### Prompt
Without the pictures, reproduce the records that follow exactly.

### Material
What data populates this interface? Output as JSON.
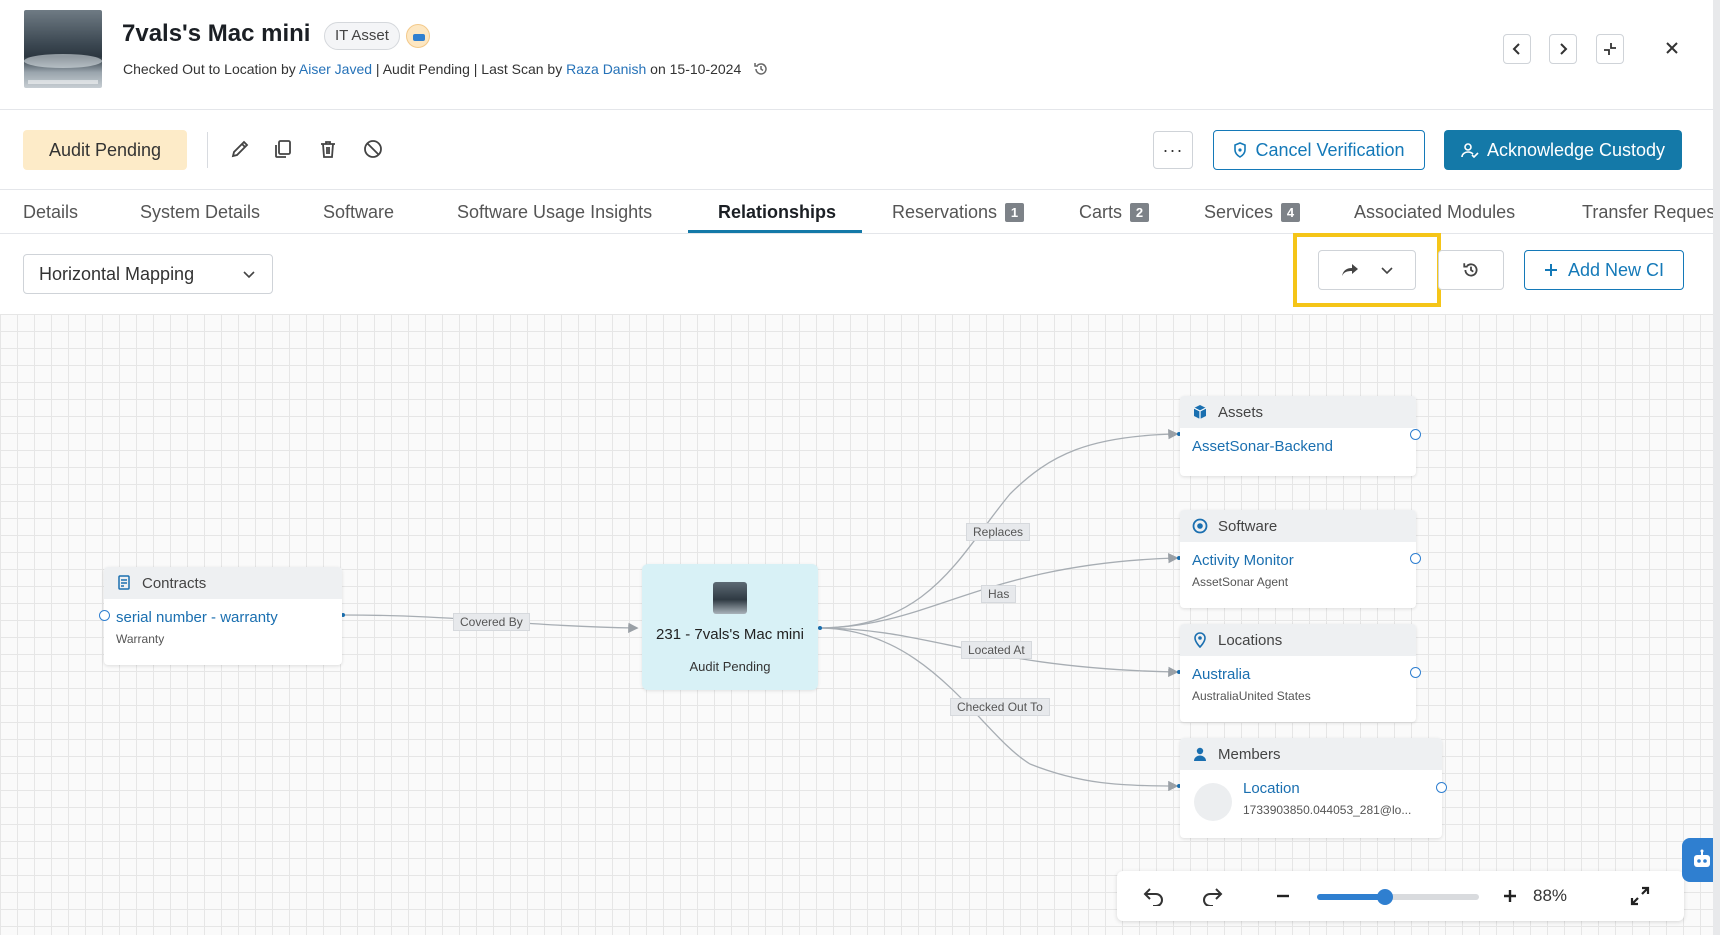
{
  "header": {
    "title": "7vals's Mac mini",
    "type_badge": "IT Asset",
    "sub_prefix": "Checked Out to Location by ",
    "sub_user1": "Aiser Javed",
    "sub_mid": " | Audit Pending | Last Scan by ",
    "sub_user2": "Raza Danish",
    "sub_suffix": " on 15-10-2024"
  },
  "toolbar": {
    "status": "Audit Pending",
    "more_label": "···",
    "cancel_label": "Cancel Verification",
    "ack_label": "Acknowledge Custody"
  },
  "tabs": [
    {
      "label": "Details"
    },
    {
      "label": "System Details"
    },
    {
      "label": "Software"
    },
    {
      "label": "Software Usage Insights"
    },
    {
      "label": "Relationships",
      "active": true
    },
    {
      "label": "Reservations",
      "count": "1"
    },
    {
      "label": "Carts",
      "count": "2"
    },
    {
      "label": "Services",
      "count": "4"
    },
    {
      "label": "Associated Modules"
    },
    {
      "label": "Transfer Reques"
    }
  ],
  "controls": {
    "mapping_value": "Horizontal Mapping",
    "add_label": "Add New CI"
  },
  "graph": {
    "center": {
      "title": "231 - 7vals's Mac mini",
      "status": "Audit Pending"
    },
    "contracts": {
      "header": "Contracts",
      "link": "serial number - warranty",
      "sub": "Warranty"
    },
    "assets": {
      "header": "Assets",
      "link": "AssetSonar-Backend"
    },
    "software": {
      "header": "Software",
      "link": "Activity Monitor",
      "sub": "AssetSonar Agent"
    },
    "locations": {
      "header": "Locations",
      "link": "Australia",
      "sub": "AustraliaUnited States"
    },
    "members": {
      "header": "Members",
      "link": "Location",
      "sub": "1733903850.044053_281@lo..."
    },
    "edge_labels": {
      "covered_by": "Covered By",
      "replaces": "Replaces",
      "has": "Has",
      "located_at": "Located At",
      "checked_out_to": "Checked Out To"
    }
  },
  "zoom": {
    "level_label": "88%",
    "level": 0.42
  },
  "colors": {
    "accent": "#1479a8",
    "link": "#1a6fb0",
    "audit_pill": "#fdebc8",
    "highlight": "#f5c518",
    "center_node": "#d8f1f6"
  }
}
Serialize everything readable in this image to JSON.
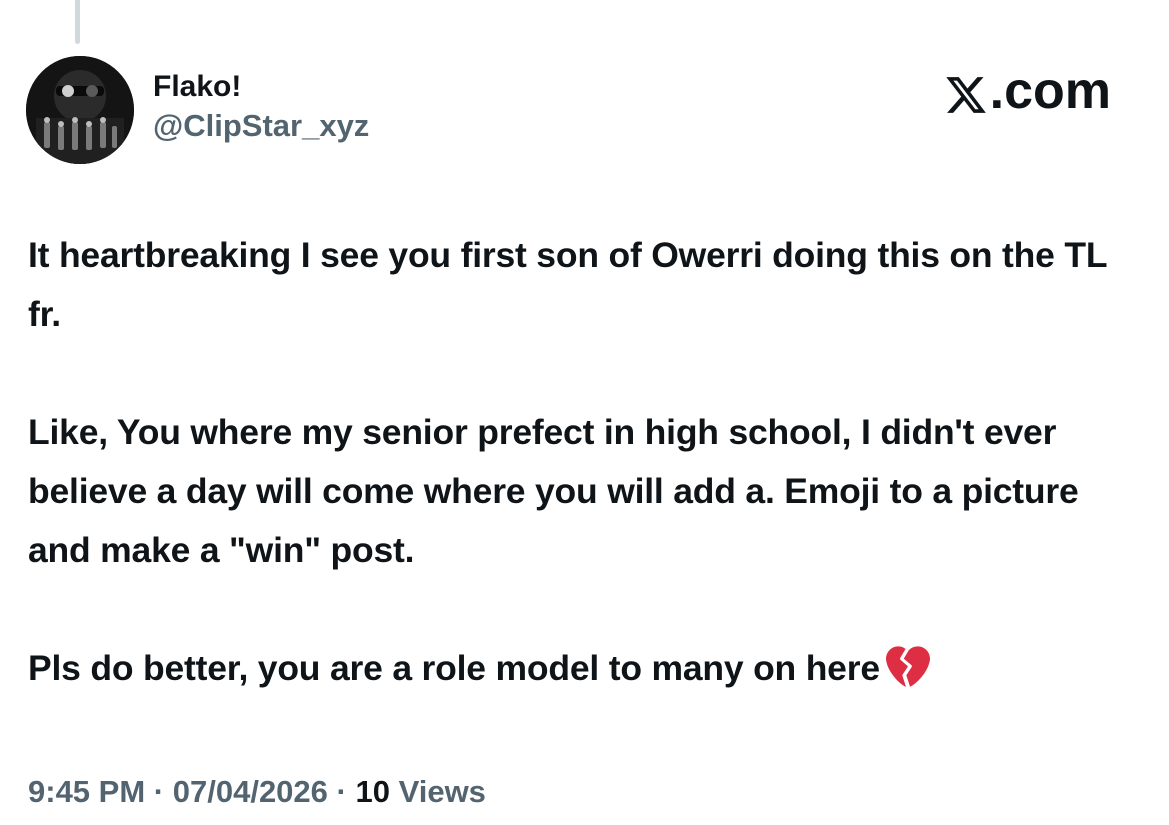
{
  "post": {
    "author": {
      "display_name": "Flako!",
      "handle": "@ClipStar_xyz"
    },
    "brand": {
      "icon": "x-logo-icon",
      "text": ".com"
    },
    "paragraphs": [
      "It heartbreaking I see you first son of Owerri doing this on the TL fr.",
      "Like, You where my senior prefect in high school, I didn't ever believe a day will come where you will add a. Emoji to a picture and make a \"win\" post.",
      "Pls do better, you are a role model to many on here"
    ],
    "trailing_emoji": "broken-heart-icon",
    "meta": {
      "time": "9:45 PM",
      "separator": "·",
      "date": "07/04/2026",
      "views_count": "10",
      "views_label": "Views"
    }
  },
  "colors": {
    "text_primary": "#0f1419",
    "text_secondary": "#536471",
    "thread_line": "#cfd9de",
    "emoji_red": "#e0245e"
  }
}
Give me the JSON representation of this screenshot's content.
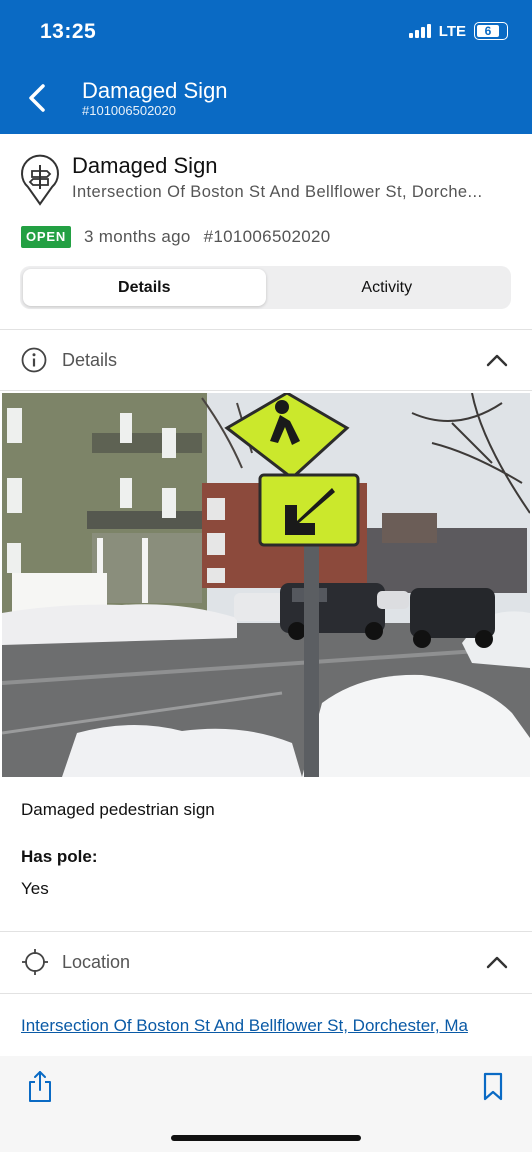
{
  "status_bar": {
    "time": "13:25",
    "network": "LTE",
    "battery": "6"
  },
  "header": {
    "title": "Damaged Sign",
    "subtitle": "#101006502020"
  },
  "issue": {
    "title": "Damaged Sign",
    "address": "Intersection Of Boston St And Bellflower St, Dorche...",
    "status": "OPEN",
    "age": "3 months ago",
    "id": "#101006502020"
  },
  "tabs": [
    {
      "label": "Details",
      "active": true
    },
    {
      "label": "Activity",
      "active": false
    }
  ],
  "details_section": {
    "label": "Details",
    "description": "Damaged pedestrian sign",
    "fields": [
      {
        "label": "Has pole:",
        "value": "Yes"
      }
    ]
  },
  "location_section": {
    "label": "Location",
    "address_link": "Intersection Of Boston St And Bellflower St, Dorchester, Ma"
  },
  "icons": {
    "back": "chevron-left-icon",
    "pin": "map-pin-icon",
    "info": "info-icon",
    "collapse": "chevron-up-icon",
    "location": "crosshair-icon",
    "share": "share-icon",
    "bookmark": "bookmark-icon"
  },
  "colors": {
    "header": "#0a6ac4",
    "open_badge": "#23a043",
    "link": "#0a5aa6",
    "sign": "#cbe82c"
  }
}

### Task answer
What data populates this interface? Output as JSON.
{
  "header": {
    "title": "7vals's Mac mini",
    "type_badge": "IT Asset",
    "sub_prefix": "Checked Out to Location by ",
    "sub_user1": "Aiser Javed",
    "sub_mid": " | Audit Pending | Last Scan by ",
    "sub_user2": "Raza Danish",
    "sub_suffix": " on 15-10-2024"
  },
  "toolbar": {
    "status": "Audit Pending",
    "more_label": "···",
    "cancel_label": "Cancel Verification",
    "ack_label": "Acknowledge Custody"
  },
  "tabs": [
    {
      "label": "Details"
    },
    {
      "label": "System Details"
    },
    {
      "label": "Software"
    },
    {
      "label": "Software Usage Insights"
    },
    {
      "label": "Relationships",
      "active": true
    },
    {
      "label": "Reservations",
      "count": "1"
    },
    {
      "label": "Carts",
      "count": "2"
    },
    {
      "label": "Services",
      "count": "4"
    },
    {
      "label": "Associated Modules"
    },
    {
      "label": "Transfer Reques"
    }
  ],
  "controls": {
    "mapping_value": "Horizontal Mapping",
    "add_label": "Add New CI"
  },
  "graph": {
    "center": {
      "title": "231 - 7vals's Mac mini",
      "status": "Audit Pending"
    },
    "contracts": {
      "header": "Contracts",
      "link": "serial number - warranty",
      "sub": "Warranty"
    },
    "assets": {
      "header": "Assets",
      "link": "AssetSonar-Backend"
    },
    "software": {
      "header": "Software",
      "link": "Activity Monitor",
      "sub": "AssetSonar Agent"
    },
    "locations": {
      "header": "Locations",
      "link": "Australia",
      "sub": "AustraliaUnited States"
    },
    "members": {
      "header": "Members",
      "link": "Location",
      "sub": "1733903850.044053_281@lo..."
    },
    "edge_labels": {
      "covered_by": "Covered By",
      "replaces": "Replaces",
      "has": "Has",
      "located_at": "Located At",
      "checked_out_to": "Checked Out To"
    }
  },
  "zoom": {
    "level_label": "88%",
    "level": 0.42
  },
  "colors": {
    "accent": "#1479a8",
    "link": "#1a6fb0",
    "audit_pill": "#fdebc8",
    "highlight": "#f5c518",
    "center_node": "#d8f1f6"
  }
}
Serialize everything readable in this image to JSON.
{
  "post": {
    "author": {
      "display_name": "Flako!",
      "handle": "@ClipStar_xyz"
    },
    "brand": {
      "icon": "x-logo-icon",
      "text": ".com"
    },
    "paragraphs": [
      "It heartbreaking I see you first son of Owerri doing this on the TL fr.",
      "Like, You where my senior prefect in high school, I didn't ever believe a day will come where you will add a. Emoji to a picture and make a \"win\" post.",
      "Pls do better, you are a role model to many on here"
    ],
    "trailing_emoji": "broken-heart-icon",
    "meta": {
      "time": "9:45 PM",
      "separator": "·",
      "date": "07/04/2026",
      "views_count": "10",
      "views_label": "Views"
    }
  },
  "colors": {
    "text_primary": "#0f1419",
    "text_secondary": "#536471",
    "thread_line": "#cfd9de",
    "emoji_red": "#e0245e"
  }
}
Give me the JSON representation of this screenshot's content.
{
  "status_bar": {
    "time": "13:25",
    "network": "LTE",
    "battery": "6"
  },
  "header": {
    "title": "Damaged Sign",
    "subtitle": "#101006502020"
  },
  "issue": {
    "title": "Damaged Sign",
    "address": "Intersection Of Boston St And Bellflower St, Dorche...",
    "status": "OPEN",
    "age": "3 months ago",
    "id": "#101006502020"
  },
  "tabs": [
    {
      "label": "Details",
      "active": true
    },
    {
      "label": "Activity",
      "active": false
    }
  ],
  "details_section": {
    "label": "Details",
    "description": "Damaged pedestrian sign",
    "fields": [
      {
        "label": "Has pole:",
        "value": "Yes"
      }
    ]
  },
  "location_section": {
    "label": "Location",
    "address_link": "Intersection Of Boston St And Bellflower St, Dorchester, Ma"
  },
  "icons": {
    "back": "chevron-left-icon",
    "pin": "map-pin-icon",
    "info": "info-icon",
    "collapse": "chevron-up-icon",
    "location": "crosshair-icon",
    "share": "share-icon",
    "bookmark": "bookmark-icon"
  },
  "colors": {
    "header": "#0a6ac4",
    "open_badge": "#23a043",
    "link": "#0a5aa6",
    "sign": "#cbe82c"
  }
}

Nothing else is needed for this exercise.